--- Begin Supplied data ---
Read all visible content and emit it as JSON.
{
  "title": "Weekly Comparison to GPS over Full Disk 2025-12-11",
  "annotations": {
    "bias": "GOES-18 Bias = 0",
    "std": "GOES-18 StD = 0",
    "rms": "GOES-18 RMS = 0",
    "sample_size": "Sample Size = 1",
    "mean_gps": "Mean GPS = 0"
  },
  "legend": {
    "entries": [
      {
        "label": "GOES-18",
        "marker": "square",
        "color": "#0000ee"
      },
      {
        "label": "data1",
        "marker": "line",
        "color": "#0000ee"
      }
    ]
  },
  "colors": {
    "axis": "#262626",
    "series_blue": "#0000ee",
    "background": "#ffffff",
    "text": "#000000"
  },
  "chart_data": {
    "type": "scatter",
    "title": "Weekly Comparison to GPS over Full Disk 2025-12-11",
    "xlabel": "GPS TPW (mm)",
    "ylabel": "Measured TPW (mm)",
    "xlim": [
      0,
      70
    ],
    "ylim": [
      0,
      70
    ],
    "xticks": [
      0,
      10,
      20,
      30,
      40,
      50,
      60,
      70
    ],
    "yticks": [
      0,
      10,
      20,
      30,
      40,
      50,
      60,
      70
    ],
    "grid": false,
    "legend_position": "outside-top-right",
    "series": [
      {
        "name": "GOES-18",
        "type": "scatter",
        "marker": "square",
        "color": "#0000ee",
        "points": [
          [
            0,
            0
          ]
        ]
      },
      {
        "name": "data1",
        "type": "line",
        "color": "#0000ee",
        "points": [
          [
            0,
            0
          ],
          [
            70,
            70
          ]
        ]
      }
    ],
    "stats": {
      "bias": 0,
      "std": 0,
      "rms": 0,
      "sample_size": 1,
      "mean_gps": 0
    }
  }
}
--- End Supplied data ---
--- Begin Supplied data ---
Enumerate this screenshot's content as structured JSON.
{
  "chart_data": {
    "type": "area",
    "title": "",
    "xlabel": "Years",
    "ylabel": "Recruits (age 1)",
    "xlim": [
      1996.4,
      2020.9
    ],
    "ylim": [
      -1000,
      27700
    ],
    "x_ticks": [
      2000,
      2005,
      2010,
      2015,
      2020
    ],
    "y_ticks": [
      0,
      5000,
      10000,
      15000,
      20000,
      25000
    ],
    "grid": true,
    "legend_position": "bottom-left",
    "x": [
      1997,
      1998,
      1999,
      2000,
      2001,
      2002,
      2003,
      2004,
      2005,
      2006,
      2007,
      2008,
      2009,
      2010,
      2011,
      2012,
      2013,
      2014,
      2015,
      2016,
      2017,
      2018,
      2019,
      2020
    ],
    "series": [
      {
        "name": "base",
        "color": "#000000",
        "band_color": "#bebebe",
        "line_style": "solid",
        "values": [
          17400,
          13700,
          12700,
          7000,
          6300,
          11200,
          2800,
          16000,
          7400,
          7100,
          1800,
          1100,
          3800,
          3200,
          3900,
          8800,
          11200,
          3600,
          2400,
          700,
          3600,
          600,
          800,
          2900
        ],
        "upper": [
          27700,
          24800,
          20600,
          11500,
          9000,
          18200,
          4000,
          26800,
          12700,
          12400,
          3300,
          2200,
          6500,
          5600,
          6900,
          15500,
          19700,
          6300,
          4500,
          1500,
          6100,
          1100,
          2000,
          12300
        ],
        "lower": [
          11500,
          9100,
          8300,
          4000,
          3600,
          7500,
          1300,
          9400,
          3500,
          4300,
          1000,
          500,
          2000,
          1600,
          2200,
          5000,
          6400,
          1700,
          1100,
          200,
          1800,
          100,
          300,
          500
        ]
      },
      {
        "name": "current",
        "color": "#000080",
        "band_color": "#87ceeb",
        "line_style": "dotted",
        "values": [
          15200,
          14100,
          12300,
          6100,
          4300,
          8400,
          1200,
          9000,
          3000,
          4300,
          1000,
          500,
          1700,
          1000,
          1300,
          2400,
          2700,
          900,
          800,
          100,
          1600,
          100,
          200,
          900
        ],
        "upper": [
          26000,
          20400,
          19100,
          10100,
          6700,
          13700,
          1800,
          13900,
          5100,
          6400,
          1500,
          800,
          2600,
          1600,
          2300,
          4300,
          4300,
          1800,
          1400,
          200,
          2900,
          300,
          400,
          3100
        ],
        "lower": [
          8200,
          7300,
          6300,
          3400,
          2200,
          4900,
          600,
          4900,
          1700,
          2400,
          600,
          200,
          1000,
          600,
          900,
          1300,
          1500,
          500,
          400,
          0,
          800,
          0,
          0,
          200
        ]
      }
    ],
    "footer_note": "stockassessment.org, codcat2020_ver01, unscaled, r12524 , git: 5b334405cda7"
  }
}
--- End Supplied data ---
--- Begin Supplied data ---
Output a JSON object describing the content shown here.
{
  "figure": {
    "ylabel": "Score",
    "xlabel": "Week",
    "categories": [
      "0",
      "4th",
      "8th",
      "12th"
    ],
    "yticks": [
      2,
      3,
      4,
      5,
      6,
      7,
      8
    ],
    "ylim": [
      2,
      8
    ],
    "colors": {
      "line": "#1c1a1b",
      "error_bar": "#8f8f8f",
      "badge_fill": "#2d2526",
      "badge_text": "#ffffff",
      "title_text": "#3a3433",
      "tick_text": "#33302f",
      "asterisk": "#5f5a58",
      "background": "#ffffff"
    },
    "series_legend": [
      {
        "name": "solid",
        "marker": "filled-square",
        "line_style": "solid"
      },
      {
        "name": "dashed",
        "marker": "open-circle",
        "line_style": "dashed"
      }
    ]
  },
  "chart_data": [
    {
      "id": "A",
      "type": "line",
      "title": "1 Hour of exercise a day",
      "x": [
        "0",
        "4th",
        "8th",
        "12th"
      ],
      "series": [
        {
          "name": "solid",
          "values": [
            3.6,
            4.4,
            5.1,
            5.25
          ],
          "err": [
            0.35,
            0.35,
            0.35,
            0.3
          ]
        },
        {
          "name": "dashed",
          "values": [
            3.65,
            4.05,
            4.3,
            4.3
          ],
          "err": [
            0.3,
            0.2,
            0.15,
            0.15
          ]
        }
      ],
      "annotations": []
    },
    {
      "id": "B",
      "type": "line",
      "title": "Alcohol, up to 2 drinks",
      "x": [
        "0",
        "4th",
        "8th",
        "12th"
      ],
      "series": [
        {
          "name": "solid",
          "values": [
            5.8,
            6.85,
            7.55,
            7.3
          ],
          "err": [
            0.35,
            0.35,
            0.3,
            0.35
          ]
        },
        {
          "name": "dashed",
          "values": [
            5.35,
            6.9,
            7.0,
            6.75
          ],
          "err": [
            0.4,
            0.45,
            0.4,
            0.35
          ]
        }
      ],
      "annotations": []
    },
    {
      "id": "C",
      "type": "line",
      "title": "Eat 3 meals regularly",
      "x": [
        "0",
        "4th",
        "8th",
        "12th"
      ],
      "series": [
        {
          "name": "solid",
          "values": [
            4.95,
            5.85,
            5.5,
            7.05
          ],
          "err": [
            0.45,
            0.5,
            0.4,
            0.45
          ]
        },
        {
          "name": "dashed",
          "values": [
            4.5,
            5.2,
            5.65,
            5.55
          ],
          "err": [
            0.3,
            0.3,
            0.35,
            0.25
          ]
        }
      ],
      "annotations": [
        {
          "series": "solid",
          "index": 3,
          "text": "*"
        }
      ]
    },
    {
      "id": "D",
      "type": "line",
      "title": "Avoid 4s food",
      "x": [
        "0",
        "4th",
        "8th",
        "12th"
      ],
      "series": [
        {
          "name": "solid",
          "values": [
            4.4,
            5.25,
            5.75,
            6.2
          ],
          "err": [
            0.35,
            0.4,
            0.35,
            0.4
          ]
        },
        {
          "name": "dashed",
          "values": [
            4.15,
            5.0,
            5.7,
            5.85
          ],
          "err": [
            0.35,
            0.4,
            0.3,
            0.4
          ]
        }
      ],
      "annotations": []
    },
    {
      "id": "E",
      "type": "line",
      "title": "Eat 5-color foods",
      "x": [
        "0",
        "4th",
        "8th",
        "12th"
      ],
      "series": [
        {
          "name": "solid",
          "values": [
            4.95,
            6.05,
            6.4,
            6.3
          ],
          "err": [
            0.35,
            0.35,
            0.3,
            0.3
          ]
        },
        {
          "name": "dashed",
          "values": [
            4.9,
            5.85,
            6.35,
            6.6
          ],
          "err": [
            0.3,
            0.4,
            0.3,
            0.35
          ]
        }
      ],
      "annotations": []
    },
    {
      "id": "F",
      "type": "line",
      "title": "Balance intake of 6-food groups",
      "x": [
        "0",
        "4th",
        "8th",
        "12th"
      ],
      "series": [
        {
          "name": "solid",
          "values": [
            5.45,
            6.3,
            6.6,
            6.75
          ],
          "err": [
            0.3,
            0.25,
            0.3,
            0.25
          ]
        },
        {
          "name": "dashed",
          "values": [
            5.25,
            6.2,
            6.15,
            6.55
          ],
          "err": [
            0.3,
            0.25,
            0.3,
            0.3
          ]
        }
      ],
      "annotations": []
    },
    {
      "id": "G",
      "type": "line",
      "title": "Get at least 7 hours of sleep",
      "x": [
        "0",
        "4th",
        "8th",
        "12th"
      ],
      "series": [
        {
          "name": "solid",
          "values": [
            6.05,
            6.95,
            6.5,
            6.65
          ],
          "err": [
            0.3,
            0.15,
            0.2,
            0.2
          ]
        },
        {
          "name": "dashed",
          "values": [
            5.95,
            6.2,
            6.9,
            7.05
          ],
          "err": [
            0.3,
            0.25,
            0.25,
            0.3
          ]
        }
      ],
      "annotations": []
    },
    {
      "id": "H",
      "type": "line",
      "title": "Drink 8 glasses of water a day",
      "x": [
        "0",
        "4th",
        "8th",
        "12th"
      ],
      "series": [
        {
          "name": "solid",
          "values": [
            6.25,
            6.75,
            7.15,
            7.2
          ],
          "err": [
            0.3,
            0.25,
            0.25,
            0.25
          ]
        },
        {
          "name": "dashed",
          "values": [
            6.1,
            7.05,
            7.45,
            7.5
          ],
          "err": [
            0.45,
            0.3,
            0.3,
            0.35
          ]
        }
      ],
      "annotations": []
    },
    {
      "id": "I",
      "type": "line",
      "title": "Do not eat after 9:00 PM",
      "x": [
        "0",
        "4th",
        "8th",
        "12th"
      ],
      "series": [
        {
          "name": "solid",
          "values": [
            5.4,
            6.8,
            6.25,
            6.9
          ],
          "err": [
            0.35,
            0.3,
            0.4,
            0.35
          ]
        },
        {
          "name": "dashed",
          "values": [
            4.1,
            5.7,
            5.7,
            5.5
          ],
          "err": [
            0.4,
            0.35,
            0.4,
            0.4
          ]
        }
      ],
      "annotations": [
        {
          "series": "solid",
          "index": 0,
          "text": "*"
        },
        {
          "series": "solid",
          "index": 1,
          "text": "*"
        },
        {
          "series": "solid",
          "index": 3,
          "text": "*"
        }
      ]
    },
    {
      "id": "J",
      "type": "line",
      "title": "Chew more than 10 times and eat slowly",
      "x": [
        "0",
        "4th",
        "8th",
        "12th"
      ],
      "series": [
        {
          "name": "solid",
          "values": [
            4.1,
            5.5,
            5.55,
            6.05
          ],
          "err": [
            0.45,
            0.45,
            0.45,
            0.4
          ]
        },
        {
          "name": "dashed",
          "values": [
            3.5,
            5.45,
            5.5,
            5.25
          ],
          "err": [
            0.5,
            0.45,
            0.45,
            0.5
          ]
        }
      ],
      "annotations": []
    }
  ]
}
--- End Supplied data ---
Only the number is wanted: how many lines above include the word "ylabel"?

Written solution -> 3